= GIVEN RECORDS =
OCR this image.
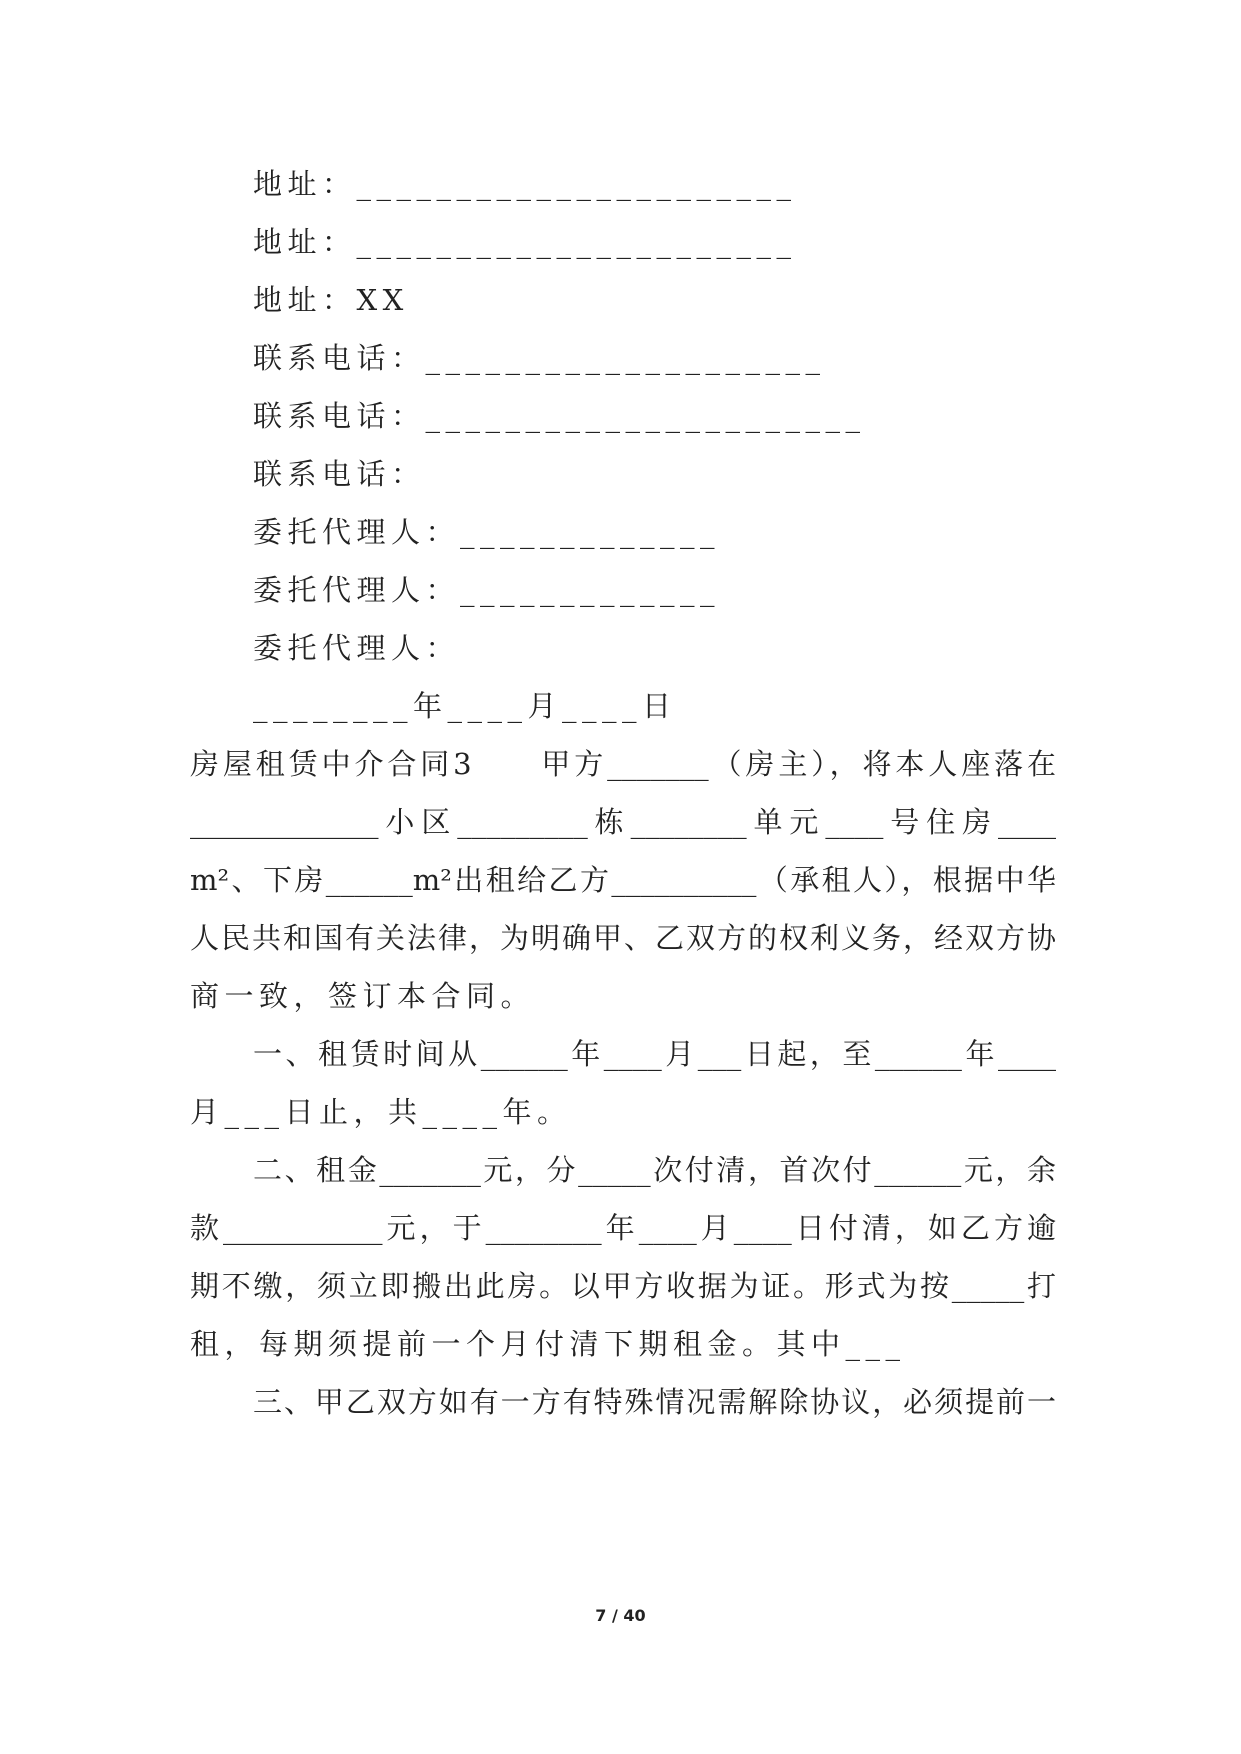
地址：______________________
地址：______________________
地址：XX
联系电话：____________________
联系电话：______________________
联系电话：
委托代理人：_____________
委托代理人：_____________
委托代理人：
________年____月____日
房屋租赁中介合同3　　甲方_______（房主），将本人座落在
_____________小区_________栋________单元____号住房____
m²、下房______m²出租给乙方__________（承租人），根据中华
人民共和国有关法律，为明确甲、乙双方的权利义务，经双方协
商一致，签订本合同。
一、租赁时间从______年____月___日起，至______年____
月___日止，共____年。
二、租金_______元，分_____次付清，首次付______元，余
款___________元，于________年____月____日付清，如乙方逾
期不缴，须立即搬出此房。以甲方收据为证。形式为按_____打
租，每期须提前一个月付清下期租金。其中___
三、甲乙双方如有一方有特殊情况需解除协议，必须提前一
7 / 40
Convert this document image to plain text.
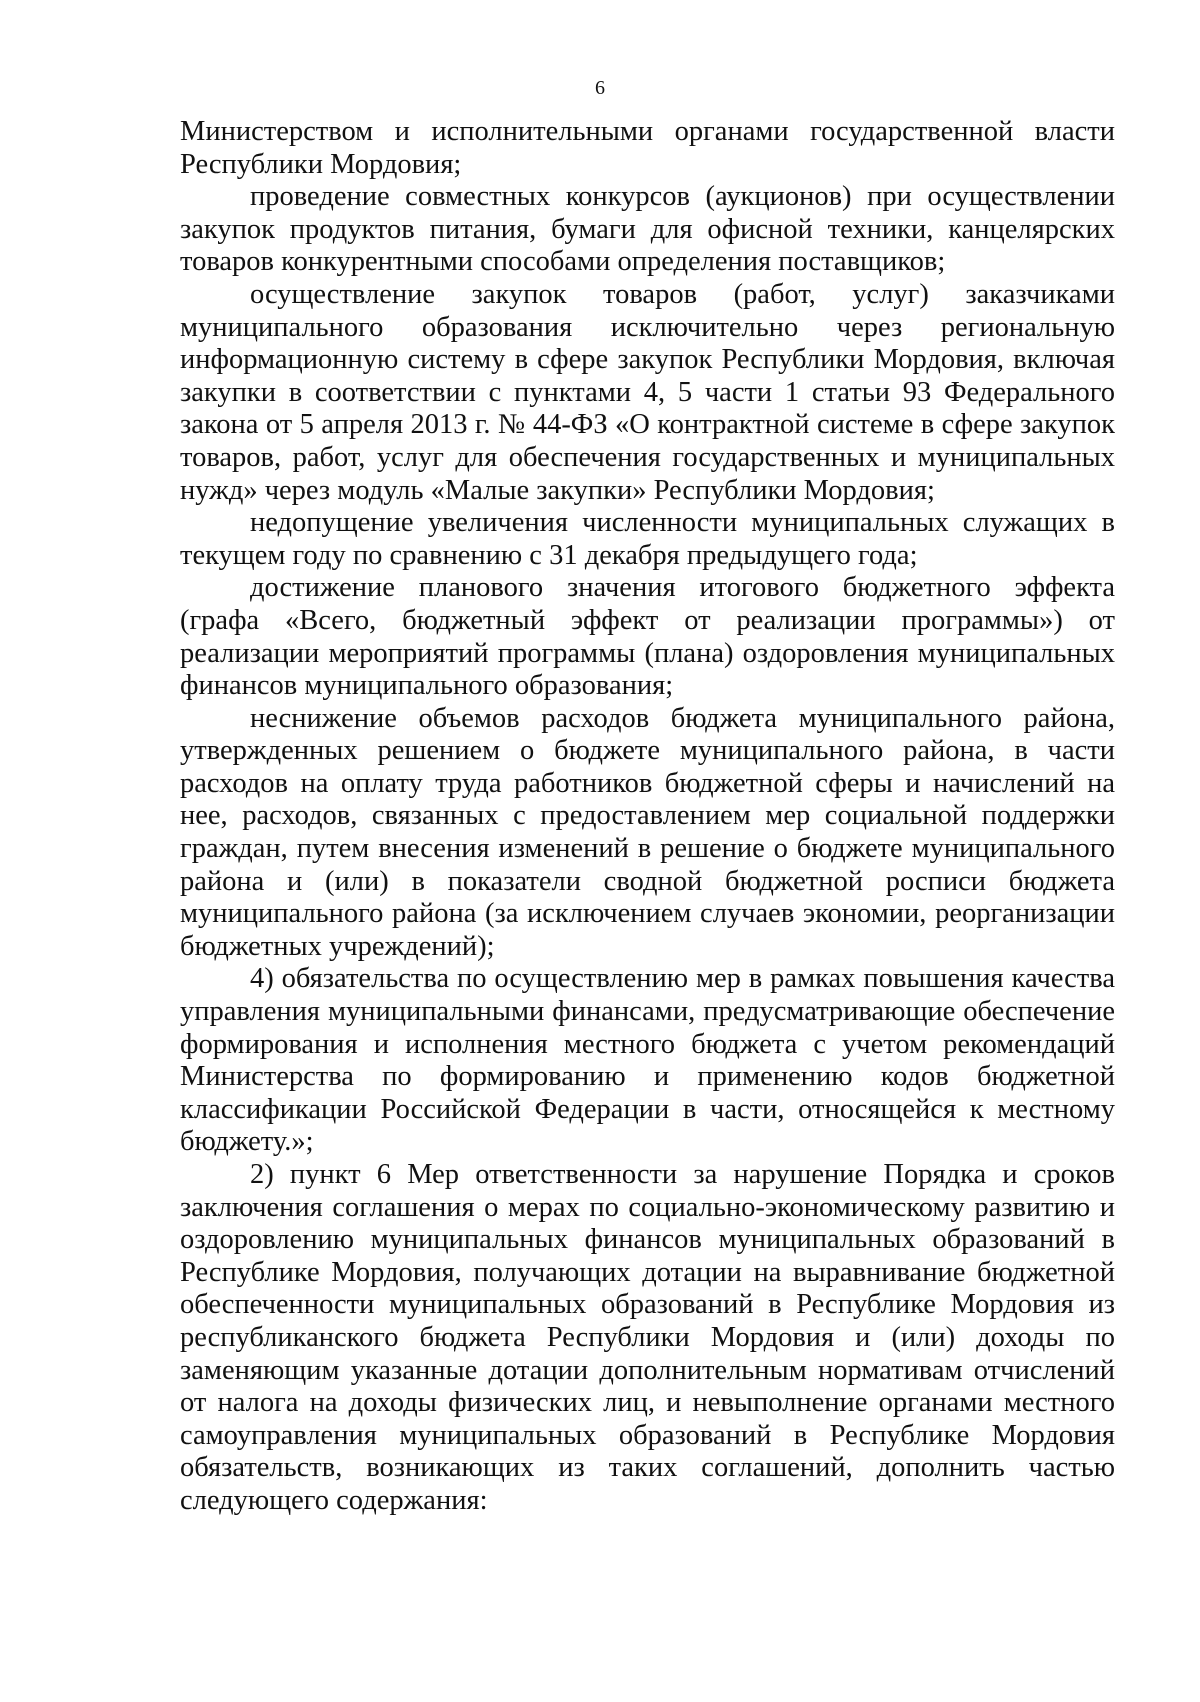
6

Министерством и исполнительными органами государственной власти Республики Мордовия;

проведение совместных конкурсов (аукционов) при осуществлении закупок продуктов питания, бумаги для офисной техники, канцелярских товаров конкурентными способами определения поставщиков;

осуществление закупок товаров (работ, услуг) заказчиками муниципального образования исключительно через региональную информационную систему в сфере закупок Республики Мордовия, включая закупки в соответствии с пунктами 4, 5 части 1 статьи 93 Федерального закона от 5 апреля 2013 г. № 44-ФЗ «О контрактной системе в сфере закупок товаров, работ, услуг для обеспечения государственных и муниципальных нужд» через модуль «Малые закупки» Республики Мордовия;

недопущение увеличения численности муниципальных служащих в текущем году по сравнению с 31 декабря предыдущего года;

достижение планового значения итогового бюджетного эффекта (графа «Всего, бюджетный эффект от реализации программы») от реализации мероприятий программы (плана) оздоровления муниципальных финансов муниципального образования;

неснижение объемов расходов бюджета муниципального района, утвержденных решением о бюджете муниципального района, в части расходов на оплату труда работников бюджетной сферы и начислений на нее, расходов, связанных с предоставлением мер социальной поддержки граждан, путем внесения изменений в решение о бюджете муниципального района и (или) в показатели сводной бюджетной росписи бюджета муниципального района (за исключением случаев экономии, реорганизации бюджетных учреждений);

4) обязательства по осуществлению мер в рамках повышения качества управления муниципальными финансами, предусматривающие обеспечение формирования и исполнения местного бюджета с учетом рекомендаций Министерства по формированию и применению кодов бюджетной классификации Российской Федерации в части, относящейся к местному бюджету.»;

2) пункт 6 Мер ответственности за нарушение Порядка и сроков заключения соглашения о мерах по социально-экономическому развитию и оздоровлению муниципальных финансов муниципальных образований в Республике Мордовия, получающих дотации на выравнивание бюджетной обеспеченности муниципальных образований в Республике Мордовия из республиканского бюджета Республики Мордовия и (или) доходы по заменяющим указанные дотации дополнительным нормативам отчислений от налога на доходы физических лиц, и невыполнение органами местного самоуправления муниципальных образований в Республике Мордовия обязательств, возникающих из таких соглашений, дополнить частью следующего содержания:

= WRITTEN PROBLEM =
Send back the data above word for word, with the pictures left out.

= OUTPUT =
OCR this image.
地址：______________________
地址：______________________
地址：XX
联系电话：____________________
联系电话：______________________
联系电话：
委托代理人：_____________
委托代理人：_____________
委托代理人：
________年____月____日
房屋租赁中介合同3　　甲方_______（房主），将本人座落在
_____________小区_________栋________单元____号住房____
m²、下房______m²出租给乙方__________（承租人），根据中华
人民共和国有关法律，为明确甲、乙双方的权利义务，经双方协
商一致，签订本合同。
一、租赁时间从______年____月___日起，至______年____
月___日止，共____年。
二、租金_______元，分_____次付清，首次付______元，余
款___________元，于________年____月____日付清，如乙方逾
期不缴，须立即搬出此房。以甲方收据为证。形式为按_____打
租，每期须提前一个月付清下期租金。其中___
三、甲乙双方如有一方有特殊情况需解除协议，必须提前一
7 / 40
Convert this document image to plain text.
6

Министерством и исполнительными органами государственной власти Республики Мордовия;

проведение совместных конкурсов (аукционов) при осуществлении закупок продуктов питания, бумаги для офисной техники, канцелярских товаров конкурентными способами определения поставщиков;

осуществление закупок товаров (работ, услуг) заказчиками муниципального образования исключительно через региональную информационную систему в сфере закупок Республики Мордовия, включая закупки в соответствии с пунктами 4, 5 части 1 статьи 93 Федерального закона от 5 апреля 2013 г. № 44-ФЗ «О контрактной системе в сфере закупок товаров, работ, услуг для обеспечения государственных и муниципальных нужд» через модуль «Малые закупки» Республики Мордовия;

недопущение увеличения численности муниципальных служащих в текущем году по сравнению с 31 декабря предыдущего года;

достижение планового значения итогового бюджетного эффекта (графа «Всего, бюджетный эффект от реализации программы») от реализации мероприятий программы (плана) оздоровления муниципальных финансов муниципального образования;

неснижение объемов расходов бюджета муниципального района, утвержденных решением о бюджете муниципального района, в части расходов на оплату труда работников бюджетной сферы и начислений на нее, расходов, связанных с предоставлением мер социальной поддержки граждан, путем внесения изменений в решение о бюджете муниципального района и (или) в показатели сводной бюджетной росписи бюджета муниципального района (за исключением случаев экономии, реорганизации бюджетных учреждений);

4) обязательства по осуществлению мер в рамках повышения качества управления муниципальными финансами, предусматривающие обеспечение формирования и исполнения местного бюджета с учетом рекомендаций Министерства по формированию и применению кодов бюджетной классификации Российской Федерации в части, относящейся к местному бюджету.»;

2) пункт 6 Мер ответственности за нарушение Порядка и сроков заключения соглашения о мерах по социально-экономическому развитию и оздоровлению муниципальных финансов муниципальных образований в Республике Мордовия, получающих дотации на выравнивание бюджетной обеспеченности муниципальных образований в Республике Мордовия из республиканского бюджета Республики Мордовия и (или) доходы по заменяющим указанные дотации дополнительным нормативам отчислений от налога на доходы физических лиц, и невыполнение органами местного самоуправления муниципальных образований в Республике Мордовия обязательств, возникающих из таких соглашений, дополнить частью следующего содержания:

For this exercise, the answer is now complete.